::: Dataset records

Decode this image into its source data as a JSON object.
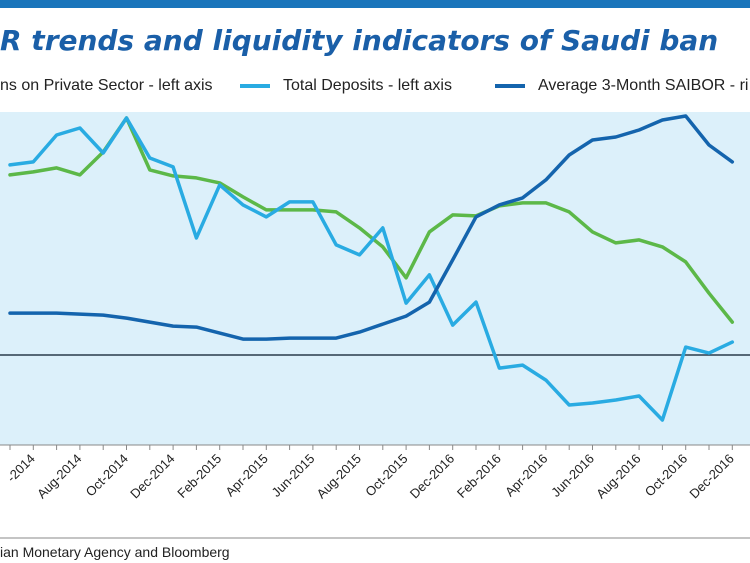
{
  "chart_data": {
    "type": "line",
    "title": "R trends and liquidity indicators of Saudi ban",
    "source": "ian Monetary Agency and Bloomberg",
    "categories": [
      null,
      "-2014",
      null,
      "Aug-2014",
      null,
      "Oct-2014",
      null,
      "Dec-2014",
      null,
      "Feb-2015",
      null,
      "Apr-2015",
      null,
      "Jun-2015",
      null,
      "Aug-2015",
      null,
      "Oct-2015",
      null,
      "Dec-2016",
      null,
      "Feb-2016",
      null,
      "Apr-2016",
      null,
      "Jun-2016",
      null,
      "Aug-2016",
      null,
      "Oct-2016",
      null,
      "Dec-2016"
    ],
    "ylim": [
      0,
      100
    ],
    "series": [
      {
        "name": "ns on Private Sector - left axis",
        "color": "#5cb848",
        "values": [
          81.1,
          82.0,
          83.2,
          81.1,
          88.0,
          98.2,
          82.6,
          80.8,
          80.2,
          78.7,
          74.5,
          70.6,
          70.6,
          70.6,
          70.0,
          65.2,
          59.5,
          50.2,
          64.0,
          69.1,
          68.8,
          71.8,
          72.7,
          72.7,
          70.0,
          64.0,
          60.7,
          61.6,
          59.5,
          55.0,
          45.6,
          36.9
        ]
      },
      {
        "name": "Total Deposits - left axis",
        "color": "#29abe2",
        "values": [
          84.1,
          85.0,
          93.1,
          95.2,
          87.7,
          98.2,
          86.2,
          83.5,
          62.2,
          78.1,
          72.1,
          68.5,
          73.0,
          73.0,
          60.1,
          57.1,
          65.2,
          42.6,
          51.1,
          36.0,
          42.9,
          23.1,
          24.0,
          19.5,
          12.0,
          12.6,
          13.5,
          14.7,
          7.5,
          29.4,
          27.6,
          30.9
        ]
      },
      {
        "name": "Average 3-Month SAIBOR - ri",
        "color": "#1464ad",
        "values": [
          39.6,
          39.6,
          39.6,
          39.3,
          39.0,
          38.1,
          36.9,
          35.7,
          35.4,
          33.6,
          31.8,
          31.8,
          32.1,
          32.1,
          32.1,
          33.9,
          36.3,
          38.7,
          42.9,
          55.6,
          68.5,
          72.1,
          74.2,
          79.6,
          87.1,
          91.6,
          92.5,
          94.6,
          97.6,
          98.8,
          90.1,
          85.0
        ]
      }
    ]
  }
}
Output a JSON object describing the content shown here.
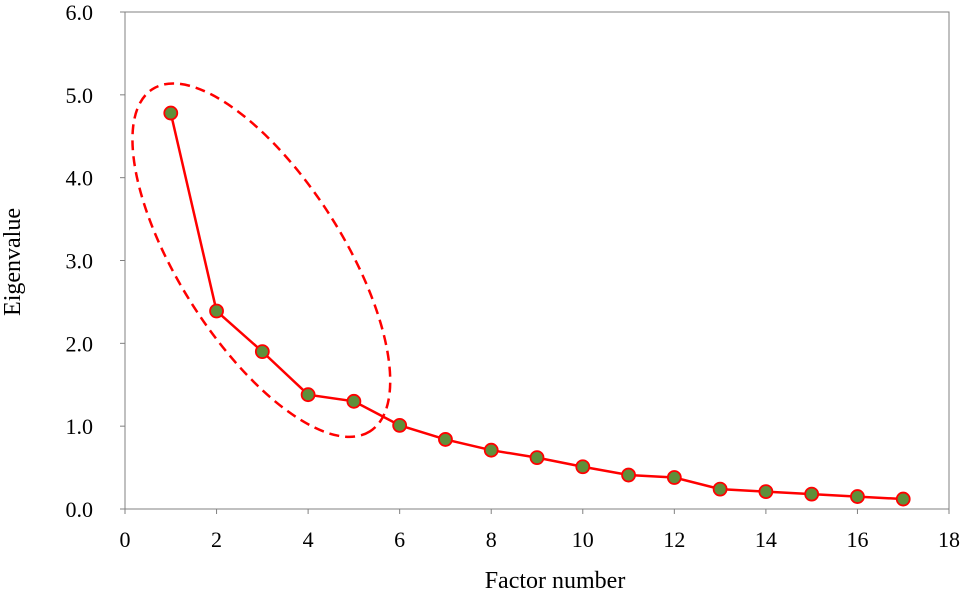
{
  "chart_data": {
    "type": "line",
    "title": "",
    "xlabel": "Factor number",
    "ylabel": "Eigenvalue",
    "xlim": [
      0,
      18
    ],
    "ylim": [
      0,
      6
    ],
    "x_ticks": [
      0,
      2,
      4,
      6,
      8,
      10,
      12,
      14,
      16,
      18
    ],
    "y_ticks": [
      "0.0",
      "1.0",
      "2.0",
      "3.0",
      "4.0",
      "5.0",
      "6.0"
    ],
    "grid": false,
    "series": [
      {
        "name": "Eigenvalue",
        "line_color": "#ff0000",
        "marker_fill": "#5f8f3a",
        "marker_edge": "#ff0000",
        "x": [
          1,
          2,
          3,
          4,
          5,
          6,
          7,
          8,
          9,
          10,
          11,
          12,
          13,
          14,
          15,
          16,
          17
        ],
        "y": [
          4.78,
          2.39,
          1.9,
          1.38,
          1.3,
          1.01,
          0.84,
          0.71,
          0.62,
          0.51,
          0.41,
          0.38,
          0.24,
          0.21,
          0.18,
          0.15,
          0.12
        ]
      }
    ],
    "annotations": [
      {
        "type": "dashed-ellipse",
        "color": "#ff0000",
        "encloses_factors": [
          1,
          2,
          3,
          4,
          5
        ]
      }
    ]
  }
}
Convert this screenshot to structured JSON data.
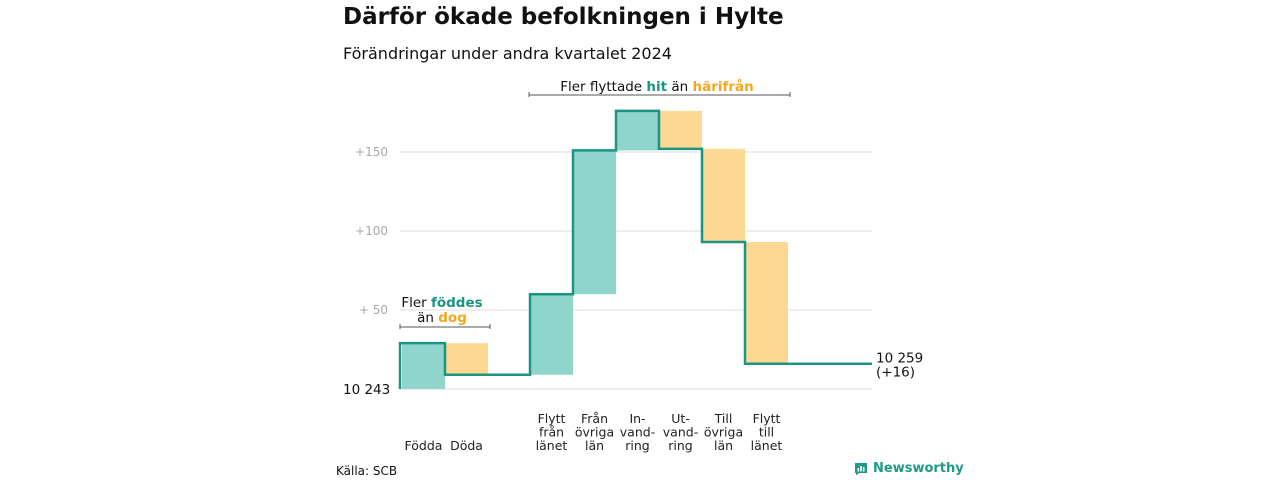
{
  "header": {
    "title": "Därför ökade befolkningen i Hylte",
    "subtitle": "Förändringar under andra kvartalet 2024"
  },
  "footer": {
    "source": "Källa: SCB",
    "brand": "Newsworthy"
  },
  "colors": {
    "increase": "#8fd5cc",
    "decrease": "#fdd892",
    "step_line": "#1b9582",
    "hit": "#1b9582",
    "harifran": "#f0a81f",
    "grid": "#dddddd"
  },
  "annotations": {
    "born": {
      "line1_prefix": "Fler ",
      "line1_hl": "föddes",
      "line2_prefix": "än ",
      "line2_hl": "dog"
    },
    "moved": {
      "prefix": "Fler flyttade ",
      "hl1": "hit",
      "mid": " än ",
      "hl2": "härifrån"
    }
  },
  "chart_data": {
    "type": "waterfall",
    "title": "Därför ökade befolkningen i Hylte",
    "subtitle": "Förändringar under andra kvartalet 2024",
    "start_value": 10243,
    "start_label": "10  243",
    "end_value": 10259,
    "end_label_line1": "10 259",
    "end_label_line2": "(+16)",
    "ylim": [
      0,
      178
    ],
    "y_ticks": [
      {
        "value": 50,
        "label": "+  50"
      },
      {
        "value": 100,
        "label": "+100"
      },
      {
        "value": 150,
        "label": "+150"
      }
    ],
    "grid": true,
    "steps": [
      {
        "label_lines": [
          "Födda"
        ],
        "change": 29,
        "cumulative": 29,
        "group": 0
      },
      {
        "label_lines": [
          "Döda"
        ],
        "change": -20,
        "cumulative": 9,
        "group": 0
      },
      {
        "label_lines": [
          "Flytt",
          "från",
          "länet"
        ],
        "change": 51,
        "cumulative": 60,
        "group": 1
      },
      {
        "label_lines": [
          "Från",
          "övriga",
          "län"
        ],
        "change": 91,
        "cumulative": 151,
        "group": 1
      },
      {
        "label_lines": [
          "In-",
          "vand-",
          "ring"
        ],
        "change": 25,
        "cumulative": 176,
        "group": 1
      },
      {
        "label_lines": [
          "Ut-",
          "vand-",
          "ring"
        ],
        "change": -24,
        "cumulative": 152,
        "group": 1
      },
      {
        "label_lines": [
          "Till",
          "övriga",
          "län"
        ],
        "change": -59,
        "cumulative": 93,
        "group": 1
      },
      {
        "label_lines": [
          "Flytt",
          "till",
          "länet"
        ],
        "change": -77,
        "cumulative": 16,
        "group": 1
      }
    ]
  }
}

::::::

== Job ==
Scan the data for the word "axis" and copy every line where it shows up.

== Task response ==
        "name": "ns on Private Sector - left axis",
        "name": "Total Deposits - left axis",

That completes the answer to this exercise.